*Given task:* Copy out the entries in full and with complete accuracy; pictures are excluded.

*Exercise material:*

## Start

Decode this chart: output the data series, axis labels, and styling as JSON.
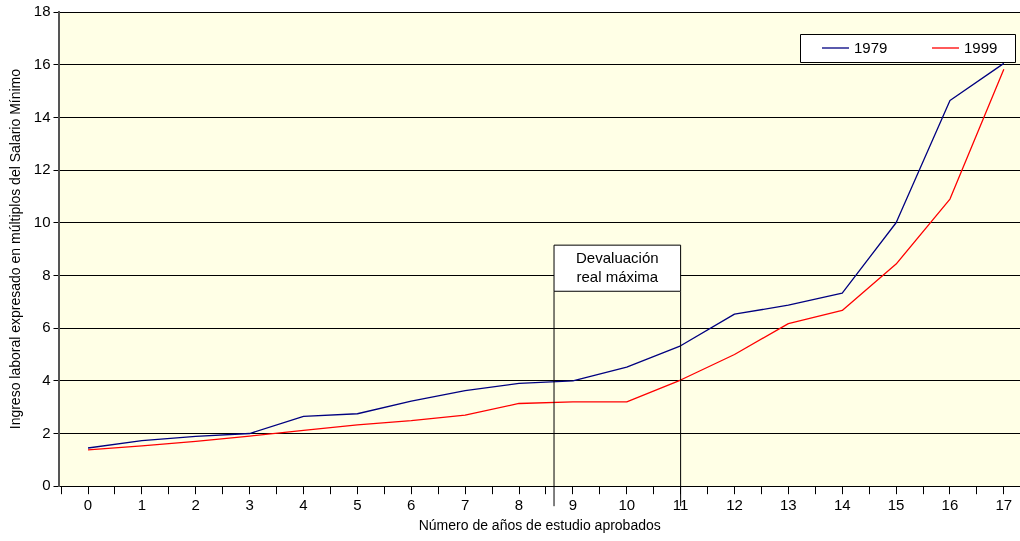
{
  "chart_data": {
    "type": "line",
    "xlabel": "Número de años de estudio aprobados",
    "ylabel": "Ingreso laboral expresado en múltiplos del Salario Mínimo",
    "x": [
      0,
      1,
      2,
      3,
      4,
      5,
      6,
      7,
      8,
      9,
      10,
      11,
      12,
      13,
      14,
      15,
      16,
      17
    ],
    "series": [
      {
        "name": "1979",
        "color": "#000080",
        "values": [
          1.45,
          1.73,
          1.89,
          2.0,
          2.65,
          2.75,
          3.23,
          3.63,
          3.9,
          4.0,
          4.52,
          5.33,
          6.53,
          6.87,
          7.33,
          10.0,
          14.64,
          16.05
        ]
      },
      {
        "name": "1999",
        "color": "#ff0000",
        "values": [
          1.38,
          1.53,
          1.7,
          1.9,
          2.12,
          2.33,
          2.49,
          2.7,
          3.14,
          3.2,
          3.2,
          4.03,
          5.0,
          6.17,
          6.67,
          8.43,
          10.9,
          15.83
        ]
      }
    ],
    "xlim": [
      -0.53,
      17.3
    ],
    "xticks": [
      {
        "value": -0.5,
        "label": null
      },
      0,
      {
        "value": 0.5,
        "label": null
      },
      1,
      {
        "value": 1.5,
        "label": null
      },
      2,
      {
        "value": 2.5,
        "label": null
      },
      3,
      {
        "value": 3.5,
        "label": null
      },
      4,
      {
        "value": 4.5,
        "label": null
      },
      5,
      {
        "value": 5.5,
        "label": null
      },
      6,
      {
        "value": 6.5,
        "label": null
      },
      7,
      {
        "value": 7.5,
        "label": null
      },
      8,
      {
        "value": 8.5,
        "label": null
      },
      9,
      {
        "value": 9.5,
        "label": null
      },
      10,
      {
        "value": 10.5,
        "label": null
      },
      11,
      {
        "value": 11.5,
        "label": null
      },
      12,
      {
        "value": 12.5,
        "label": null
      },
      13,
      {
        "value": 13.5,
        "label": null
      },
      14,
      {
        "value": 14.5,
        "label": null
      },
      15,
      {
        "value": 15.5,
        "label": null
      },
      16,
      {
        "value": 16.5,
        "label": null
      },
      17
    ],
    "ylim": [
      0,
      18
    ],
    "yticks": [
      0,
      2,
      4,
      6,
      8,
      10,
      12,
      14,
      16,
      18
    ],
    "grid": "y",
    "legend": "top right",
    "marker": "none",
    "line_style": "solid",
    "ref_lines": [
      {
        "axis": "x",
        "value": 8.65
      },
      {
        "axis": "x",
        "value": 11
      }
    ],
    "annotations": [
      "Devaluación real máxima"
    ]
  }
}
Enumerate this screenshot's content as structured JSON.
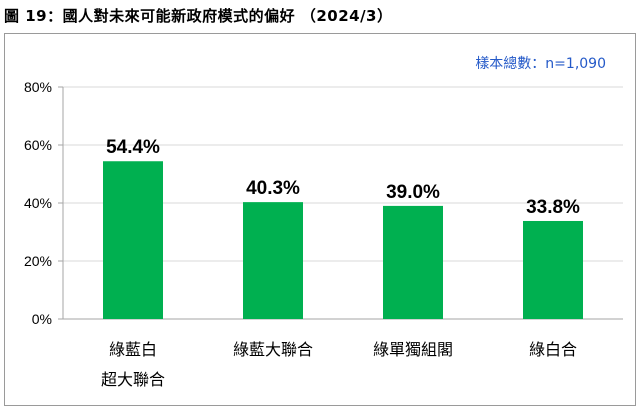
{
  "figure_title": "圖 19：國人對未來可能新政府模式的偏好 （2024/3）",
  "sample_note": "樣本總數：n=1,090",
  "colors": {
    "bar": "#00b050",
    "axis": "#a6a6a6",
    "grid": "#d9d9d9"
  },
  "chart_data": {
    "type": "bar",
    "title": "圖 19：國人對未來可能新政府模式的偏好 （2024/3）",
    "categories": [
      [
        "綠藍白",
        "超大聯合"
      ],
      [
        "綠藍大聯合"
      ],
      [
        "綠單獨組閣"
      ],
      [
        "綠白合"
      ]
    ],
    "values": [
      54.4,
      40.3,
      39.0,
      33.8
    ],
    "value_labels": [
      "54.4%",
      "40.3%",
      "39.0%",
      "33.8%"
    ],
    "ylim": [
      0,
      80
    ],
    "yticks": [
      "0%",
      "20%",
      "40%",
      "60%",
      "80%"
    ],
    "ytick_values": [
      0,
      20,
      40,
      60,
      80
    ],
    "grid": true,
    "xlabel": "",
    "ylabel": ""
  }
}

## End

*Exercise solution:*
Decode this chart: output the data series, axis labels, and styling as JSON.
{
  "chart_data": {
    "type": "line",
    "xlabel": "Número de años de estudio aprobados",
    "ylabel": "Ingreso laboral expresado en múltiplos del Salario Mínimo",
    "x": [
      0,
      1,
      2,
      3,
      4,
      5,
      6,
      7,
      8,
      9,
      10,
      11,
      12,
      13,
      14,
      15,
      16,
      17
    ],
    "series": [
      {
        "name": "1979",
        "color": "#000080",
        "values": [
          1.45,
          1.73,
          1.89,
          2.0,
          2.65,
          2.75,
          3.23,
          3.63,
          3.9,
          4.0,
          4.52,
          5.33,
          6.53,
          6.87,
          7.33,
          10.0,
          14.64,
          16.05
        ]
      },
      {
        "name": "1999",
        "color": "#ff0000",
        "values": [
          1.38,
          1.53,
          1.7,
          1.9,
          2.12,
          2.33,
          2.49,
          2.7,
          3.14,
          3.2,
          3.2,
          4.03,
          5.0,
          6.17,
          6.67,
          8.43,
          10.9,
          15.83
        ]
      }
    ],
    "xlim": [
      -0.53,
      17.3
    ],
    "xticks": [
      {
        "value": -0.5,
        "label": null
      },
      0,
      {
        "value": 0.5,
        "label": null
      },
      1,
      {
        "value": 1.5,
        "label": null
      },
      2,
      {
        "value": 2.5,
        "label": null
      },
      3,
      {
        "value": 3.5,
        "label": null
      },
      4,
      {
        "value": 4.5,
        "label": null
      },
      5,
      {
        "value": 5.5,
        "label": null
      },
      6,
      {
        "value": 6.5,
        "label": null
      },
      7,
      {
        "value": 7.5,
        "label": null
      },
      8,
      {
        "value": 8.5,
        "label": null
      },
      9,
      {
        "value": 9.5,
        "label": null
      },
      10,
      {
        "value": 10.5,
        "label": null
      },
      11,
      {
        "value": 11.5,
        "label": null
      },
      12,
      {
        "value": 12.5,
        "label": null
      },
      13,
      {
        "value": 13.5,
        "label": null
      },
      14,
      {
        "value": 14.5,
        "label": null
      },
      15,
      {
        "value": 15.5,
        "label": null
      },
      16,
      {
        "value": 16.5,
        "label": null
      },
      17
    ],
    "ylim": [
      0,
      18
    ],
    "yticks": [
      0,
      2,
      4,
      6,
      8,
      10,
      12,
      14,
      16,
      18
    ],
    "grid": "y",
    "legend": "top right",
    "marker": "none",
    "line_style": "solid",
    "ref_lines": [
      {
        "axis": "x",
        "value": 8.65
      },
      {
        "axis": "x",
        "value": 11
      }
    ],
    "annotations": [
      "Devaluación real máxima"
    ]
  }
}
Enumerate this screenshot's content as structured JSON.
{
  "figure_title": "圖 19：國人對未來可能新政府模式的偏好 （2024/3）",
  "sample_note": "樣本總數：n=1,090",
  "colors": {
    "bar": "#00b050",
    "axis": "#a6a6a6",
    "grid": "#d9d9d9"
  },
  "chart_data": {
    "type": "bar",
    "title": "圖 19：國人對未來可能新政府模式的偏好 （2024/3）",
    "categories": [
      [
        "綠藍白",
        "超大聯合"
      ],
      [
        "綠藍大聯合"
      ],
      [
        "綠單獨組閣"
      ],
      [
        "綠白合"
      ]
    ],
    "values": [
      54.4,
      40.3,
      39.0,
      33.8
    ],
    "value_labels": [
      "54.4%",
      "40.3%",
      "39.0%",
      "33.8%"
    ],
    "ylim": [
      0,
      80
    ],
    "yticks": [
      "0%",
      "20%",
      "40%",
      "60%",
      "80%"
    ],
    "ytick_values": [
      0,
      20,
      40,
      60,
      80
    ],
    "grid": true,
    "xlabel": "",
    "ylabel": ""
  }
}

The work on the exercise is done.